DIRECTIVE
Only the pictures are omitted; repeat all other data exactly.

INFORMATION PROVIDED
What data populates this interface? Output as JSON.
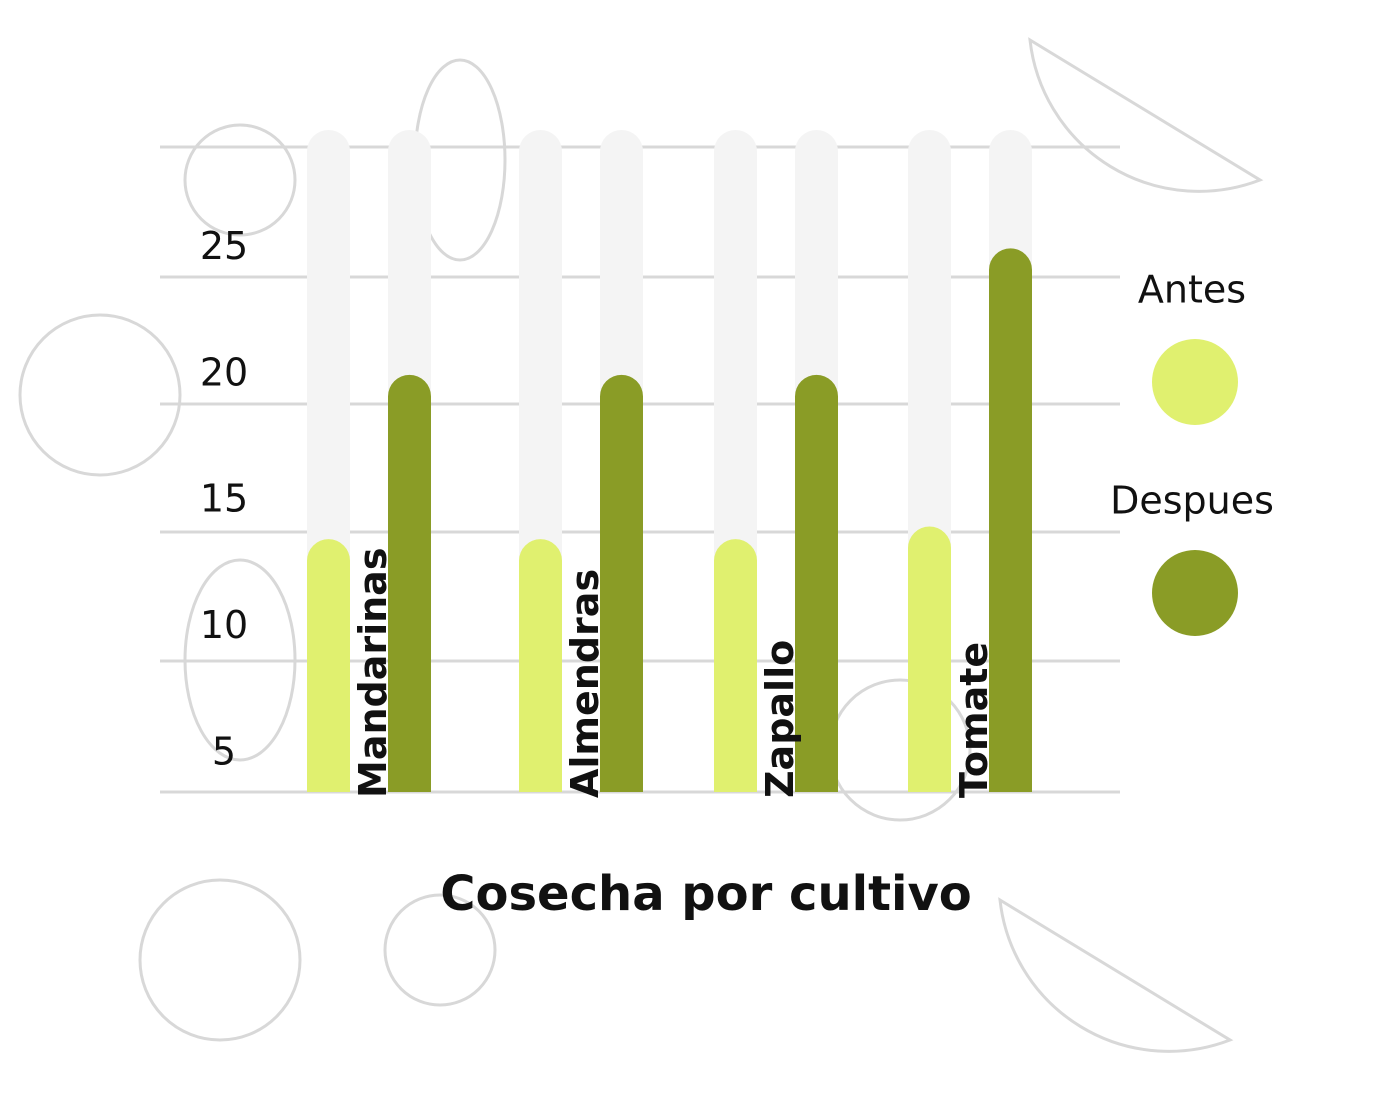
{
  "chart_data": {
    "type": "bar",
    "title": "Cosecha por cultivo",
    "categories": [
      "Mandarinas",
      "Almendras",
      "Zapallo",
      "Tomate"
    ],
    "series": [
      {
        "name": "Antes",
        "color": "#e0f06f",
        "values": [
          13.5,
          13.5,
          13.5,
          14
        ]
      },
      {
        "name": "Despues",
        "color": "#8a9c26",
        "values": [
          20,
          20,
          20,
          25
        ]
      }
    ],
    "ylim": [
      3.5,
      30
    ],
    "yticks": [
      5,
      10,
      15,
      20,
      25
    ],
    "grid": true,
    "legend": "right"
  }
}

SOLVED EXERCISE
What data populates this interface? Output as JSON.
{
  "chart_data": {
    "type": "bar",
    "title": "Cosecha por cultivo",
    "categories": [
      "Mandarinas",
      "Almendras",
      "Zapallo",
      "Tomate"
    ],
    "series": [
      {
        "name": "Antes",
        "color": "#e0f06f",
        "values": [
          13.5,
          13.5,
          13.5,
          14
        ]
      },
      {
        "name": "Despues",
        "color": "#8a9c26",
        "values": [
          20,
          20,
          20,
          25
        ]
      }
    ],
    "ylim": [
      3.5,
      30
    ],
    "yticks": [
      5,
      10,
      15,
      20,
      25
    ],
    "grid": true,
    "legend": "right"
  }
}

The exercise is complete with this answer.